Leave the pictures out and transcribe every record exactly.

[Records from a collection of figures]
______________________________
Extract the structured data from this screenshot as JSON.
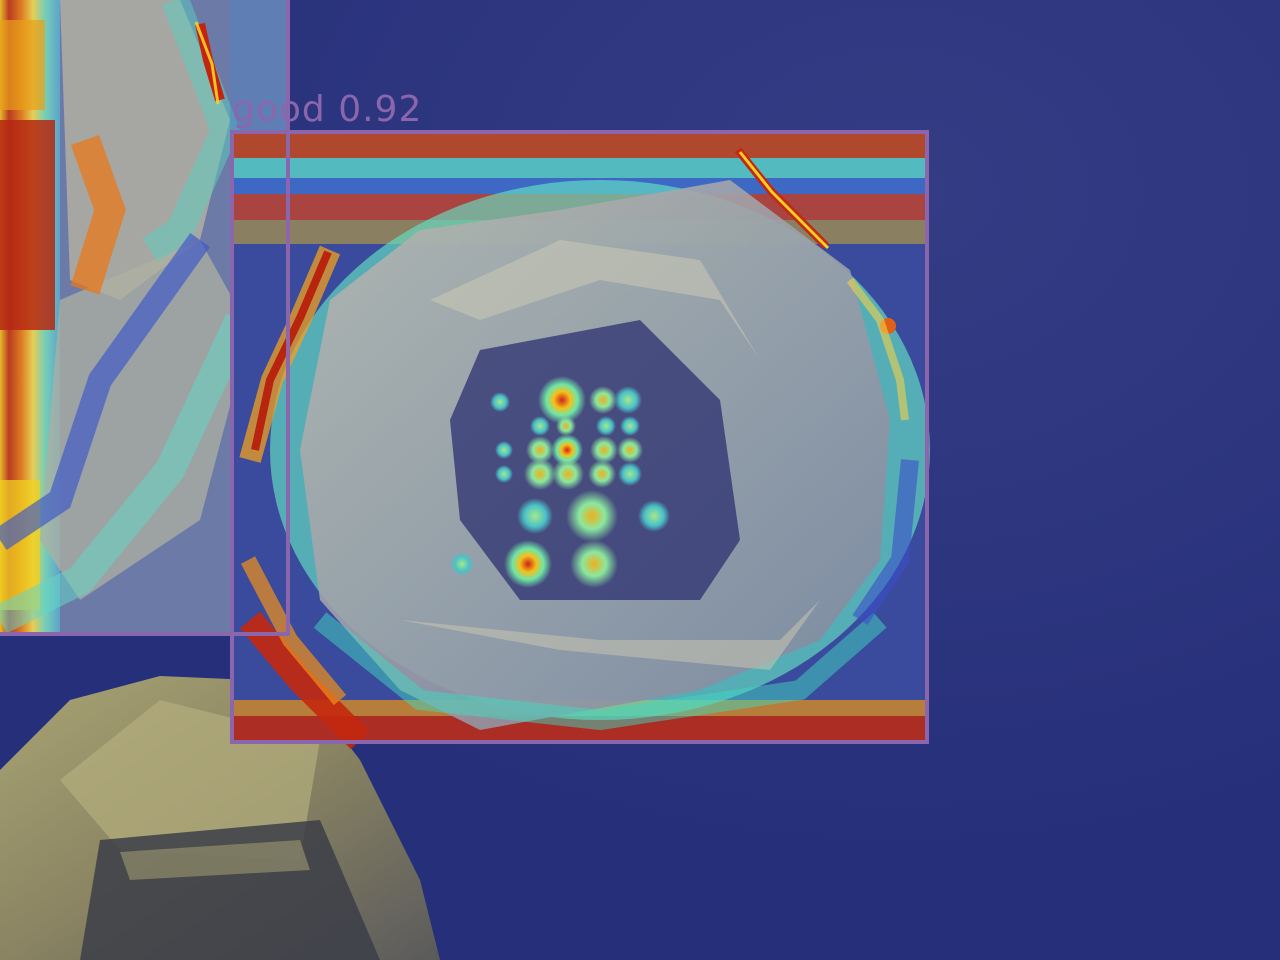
{
  "image": {
    "subject": "crystal-with-heatmap-overlay",
    "background_color": "#26307a",
    "box_color": "#8c66ad",
    "label_color": "#8c66ad"
  },
  "detections": [
    {
      "label": "good 0.92",
      "class": "good",
      "score": 0.92
    },
    {
      "label": "",
      "class": "",
      "score": null
    }
  ]
}
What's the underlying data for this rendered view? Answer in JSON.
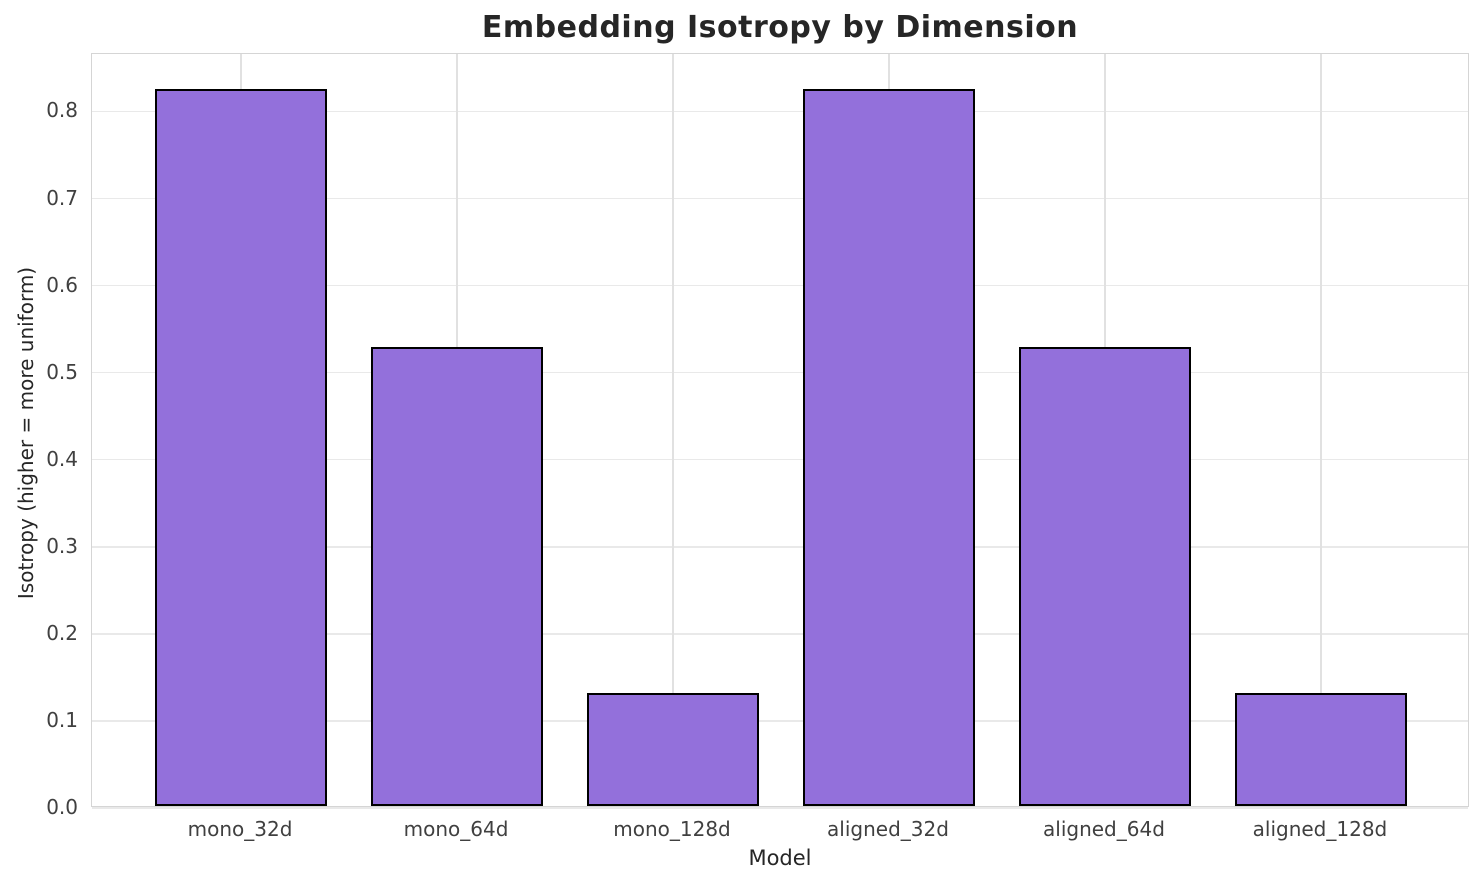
{
  "chart_data": {
    "type": "bar",
    "title": "Embedding Isotropy by Dimension",
    "xlabel": "Model",
    "ylabel": "Isotropy (higher = more uniform)",
    "categories": [
      "mono_32d",
      "mono_64d",
      "mono_128d",
      "aligned_32d",
      "aligned_64d",
      "aligned_128d"
    ],
    "values": [
      0.823,
      0.527,
      0.13,
      0.823,
      0.527,
      0.13
    ],
    "ytick_labels": [
      "0.0",
      "0.1",
      "0.2",
      "0.3",
      "0.4",
      "0.5",
      "0.6",
      "0.7",
      "0.8"
    ],
    "ytick_values": [
      0.0,
      0.1,
      0.2,
      0.3,
      0.4,
      0.5,
      0.6,
      0.7,
      0.8
    ],
    "ylim": [
      0,
      0.866
    ],
    "grid": "on",
    "legend": "none",
    "colors": {
      "bar_fill": "#9370DB",
      "bar_edge": "#000000",
      "grid_h": "#e9e9e9",
      "grid_v": "#e1e1e1",
      "spine": "#d5d5d5",
      "title_text": "#262626",
      "tick_text": "#404040"
    }
  }
}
______________________________
* **THE RESULT**
Extract the structured data from this screenshot as JSON.
{
  "image": {
    "subject": "crystal-with-heatmap-overlay",
    "background_color": "#26307a",
    "box_color": "#8c66ad",
    "label_color": "#8c66ad"
  },
  "detections": [
    {
      "label": "good 0.92",
      "class": "good",
      "score": 0.92
    },
    {
      "label": "",
      "class": "",
      "score": null
    }
  ]
}
What's the underlying data for this rendered view? Answer in JSON.
{
  "chart_data": {
    "type": "bar",
    "title": "Embedding Isotropy by Dimension",
    "xlabel": "Model",
    "ylabel": "Isotropy (higher = more uniform)",
    "categories": [
      "mono_32d",
      "mono_64d",
      "mono_128d",
      "aligned_32d",
      "aligned_64d",
      "aligned_128d"
    ],
    "values": [
      0.823,
      0.527,
      0.13,
      0.823,
      0.527,
      0.13
    ],
    "ytick_labels": [
      "0.0",
      "0.1",
      "0.2",
      "0.3",
      "0.4",
      "0.5",
      "0.6",
      "0.7",
      "0.8"
    ],
    "ytick_values": [
      0.0,
      0.1,
      0.2,
      0.3,
      0.4,
      0.5,
      0.6,
      0.7,
      0.8
    ],
    "ylim": [
      0,
      0.866
    ],
    "grid": "on",
    "legend": "none",
    "colors": {
      "bar_fill": "#9370DB",
      "bar_edge": "#000000",
      "grid_h": "#e9e9e9",
      "grid_v": "#e1e1e1",
      "spine": "#d5d5d5",
      "title_text": "#262626",
      "tick_text": "#404040"
    }
  }
}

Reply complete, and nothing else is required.